→ Text shown:
The Respondent did not reply to the Complainant’s contentions.

6. Discussion and Findings

To succeed, the Complainant must demonstrate that all of the elements listed in paragraph 4(a) of the Policy have been satisfied: (i) the disputed domain name is identical or confusingly similar to a trademark or service mark in which the Complainant has rights, (ii) the Respondent has no rights or legitimate interests in respect of the disputed domain name, and (iii) the disputed domain name has been registered and is being used in bad faith. The Panel finds that all three of these elements have been met in this case.

A. Identical or Confusingly Similar

This element requires the Panel to consider two issues: first, whether the Complainant has rights in a relevant mark; and, second, whether the disputed domain name is identical or confusingly similar to that mark. This element under the Policy functions primarily as a standing requirement. WIPO Overview 3.0, section 1.7.

The Panel further finds that the disputed domain name is confusingly similar to the LIQUIDITYBOOK mark. The disputed domain name mimics the LIQUIDITYBOOK mark by copying the mark but with only one minor alteration (the use of a lower case “l” as the fifth letter, which closely resembles an upper case “i” – that letter being the fifth letter in the Complainant’s mark). In this respect, this case is much like Informatica LLC v. Withheld for Privacy Purposes, Privacy service provided by Withheld for Privacy ehf / jay ferg, WIPO Case No. D2021-2612, in which the panel found confusing similarity when the disputed domain name swapped out the same letters in a similar way. UDRP panels have consistently held that “[a] domain name which consists of a common, obvious, or intentional misspelling of a trademark is considered by panels to be confusingly similar to the relevant mark for purposes of the first element”. See WIPO Overview 3.0, section 1.9.

Accordingly, the Complainant has established this first element.

B. Rights or Legitimate Interests

The Panel evaluates this element of the Policy by first looking to see whether the Complainant has made a prima facie showing that the Respondent lacks rights or legitimate interests in respect of the disputed domain name. If the Complainant makes that showing, the burden of production of demonstrating rights or legitimate interests shifts to the Respondent (with the burden of proof always remaining with the Complainant).

→ Extracted data:
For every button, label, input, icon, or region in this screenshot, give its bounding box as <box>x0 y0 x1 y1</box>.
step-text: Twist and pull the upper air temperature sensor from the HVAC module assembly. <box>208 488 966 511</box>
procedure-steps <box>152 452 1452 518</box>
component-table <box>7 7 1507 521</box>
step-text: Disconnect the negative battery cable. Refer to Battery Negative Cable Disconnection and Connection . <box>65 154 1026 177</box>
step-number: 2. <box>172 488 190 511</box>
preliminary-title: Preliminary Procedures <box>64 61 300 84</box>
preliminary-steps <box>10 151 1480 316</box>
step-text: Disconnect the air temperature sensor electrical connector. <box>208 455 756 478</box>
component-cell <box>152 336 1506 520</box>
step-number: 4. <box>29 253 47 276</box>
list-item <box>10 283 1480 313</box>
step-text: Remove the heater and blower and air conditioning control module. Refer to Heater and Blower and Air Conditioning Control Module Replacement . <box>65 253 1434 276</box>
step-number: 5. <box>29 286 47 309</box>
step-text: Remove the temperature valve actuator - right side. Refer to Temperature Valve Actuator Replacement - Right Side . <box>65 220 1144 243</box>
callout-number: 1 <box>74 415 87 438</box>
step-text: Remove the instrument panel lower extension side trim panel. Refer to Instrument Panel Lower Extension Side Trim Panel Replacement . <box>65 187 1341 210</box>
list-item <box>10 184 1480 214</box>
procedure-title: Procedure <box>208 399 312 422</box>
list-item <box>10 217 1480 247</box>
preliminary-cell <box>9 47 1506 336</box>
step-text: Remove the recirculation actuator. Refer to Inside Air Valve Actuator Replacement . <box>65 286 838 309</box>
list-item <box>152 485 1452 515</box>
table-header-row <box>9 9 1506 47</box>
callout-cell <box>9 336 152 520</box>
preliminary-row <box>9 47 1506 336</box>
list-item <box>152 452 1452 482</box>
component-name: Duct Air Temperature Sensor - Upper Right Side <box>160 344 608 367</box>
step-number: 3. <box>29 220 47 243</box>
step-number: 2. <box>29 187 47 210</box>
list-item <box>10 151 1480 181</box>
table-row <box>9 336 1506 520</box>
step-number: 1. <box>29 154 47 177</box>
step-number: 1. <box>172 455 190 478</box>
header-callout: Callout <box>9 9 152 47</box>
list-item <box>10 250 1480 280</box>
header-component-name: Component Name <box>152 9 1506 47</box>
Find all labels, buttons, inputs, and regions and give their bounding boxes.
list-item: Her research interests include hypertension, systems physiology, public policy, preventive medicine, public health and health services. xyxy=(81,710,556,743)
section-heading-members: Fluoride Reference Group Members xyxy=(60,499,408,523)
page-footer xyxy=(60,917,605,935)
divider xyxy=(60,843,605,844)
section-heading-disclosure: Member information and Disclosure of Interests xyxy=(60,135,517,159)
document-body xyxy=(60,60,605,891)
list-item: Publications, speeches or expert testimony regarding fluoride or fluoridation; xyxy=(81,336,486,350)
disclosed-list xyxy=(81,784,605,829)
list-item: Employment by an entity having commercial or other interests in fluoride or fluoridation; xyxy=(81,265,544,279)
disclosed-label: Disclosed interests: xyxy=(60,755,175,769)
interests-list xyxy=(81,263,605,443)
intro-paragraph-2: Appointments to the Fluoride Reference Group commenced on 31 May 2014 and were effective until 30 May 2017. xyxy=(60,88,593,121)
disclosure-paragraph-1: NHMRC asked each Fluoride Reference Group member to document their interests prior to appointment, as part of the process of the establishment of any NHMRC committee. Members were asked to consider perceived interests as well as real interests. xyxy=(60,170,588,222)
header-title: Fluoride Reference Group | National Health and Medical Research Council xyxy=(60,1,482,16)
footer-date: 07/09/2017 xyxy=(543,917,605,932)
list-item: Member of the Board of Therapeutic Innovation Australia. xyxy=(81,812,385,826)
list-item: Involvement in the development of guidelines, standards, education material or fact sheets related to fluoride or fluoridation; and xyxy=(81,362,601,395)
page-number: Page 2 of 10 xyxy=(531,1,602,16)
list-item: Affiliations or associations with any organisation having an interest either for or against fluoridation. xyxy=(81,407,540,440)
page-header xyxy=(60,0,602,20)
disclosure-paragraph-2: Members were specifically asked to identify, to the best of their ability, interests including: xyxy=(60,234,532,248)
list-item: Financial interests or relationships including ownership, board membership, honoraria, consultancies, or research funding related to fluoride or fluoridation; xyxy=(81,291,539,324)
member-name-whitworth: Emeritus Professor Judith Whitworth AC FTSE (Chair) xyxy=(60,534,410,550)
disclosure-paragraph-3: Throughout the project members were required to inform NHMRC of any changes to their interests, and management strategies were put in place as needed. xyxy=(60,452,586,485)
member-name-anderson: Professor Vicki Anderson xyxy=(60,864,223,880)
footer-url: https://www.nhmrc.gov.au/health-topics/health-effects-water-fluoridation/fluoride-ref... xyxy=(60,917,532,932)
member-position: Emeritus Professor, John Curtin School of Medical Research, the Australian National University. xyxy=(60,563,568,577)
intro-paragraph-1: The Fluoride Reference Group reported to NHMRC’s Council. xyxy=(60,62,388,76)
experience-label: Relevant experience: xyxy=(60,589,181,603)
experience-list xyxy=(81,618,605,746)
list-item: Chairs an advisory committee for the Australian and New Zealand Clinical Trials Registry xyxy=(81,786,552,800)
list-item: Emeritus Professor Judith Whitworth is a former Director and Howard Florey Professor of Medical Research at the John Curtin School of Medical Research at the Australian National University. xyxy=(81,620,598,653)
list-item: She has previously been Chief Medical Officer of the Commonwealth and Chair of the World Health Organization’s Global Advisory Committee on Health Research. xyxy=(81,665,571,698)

→ Action item:
Continue the domain name dispute decision from its last sentence.

→ Exercise output:
On this point, the Complainant asserts that (1) the Respondent is neither affiliated with nor authorized by the Complainant to register or use the LIQUIDITYBOOK trademark, (2) the Respondent has not used or engaged in demonstrable preparations to use the disputed domain name in connection with any bona fide offering of goods or services, and (3) there is no evidence indicating the Respondent has been commonly known by the disputed domain name. Additionally, the Panel notes that using a disputed domain name for phishing purposes (which appears to be what is happening here) is not a bona fide offering of goods or services. See Regeneron Pharmaceuticals, Inc. v. Nikki Dockum, Tred, WIPO Case No. D2018-0155

The Panel finds that the Complainant has made the required prima facie showing. The Respondent has not presented evidence to overcome this prima facie showing, and nothing in the record otherwise tilts the balance in the Respondent’s favor.

Accordingly, the Panel finds that the Complainant has established this second element under the Policy.

C. Registered and Used in Bad Faith

The Policy requires a complainant to establish that the domain name was registered and is being used in bad faith. The facts of this case show that the Respondent targeted the Complainant when it registered the disputed domain name and when it used the disputed domain name to imitate the Complainant and seek to engage in fraud by sending phishing email messages. These facts clearly establish bad faith use and registration of the disputed domain name. See Informatica LLC v. Withheld for Privacy Purposes, Privacy service provided by Withheld for Privacy ehf / jay ferg, supra.

The Complainant has succeeded under this third Policy element.

7. Decision

For the foregoing reasons, in accordance with paragraphs 4(i) of the Policy and 15 of the Rules, the Panel orders that the disputed domain name <liqulditybook.com> be transferred to the Complainant.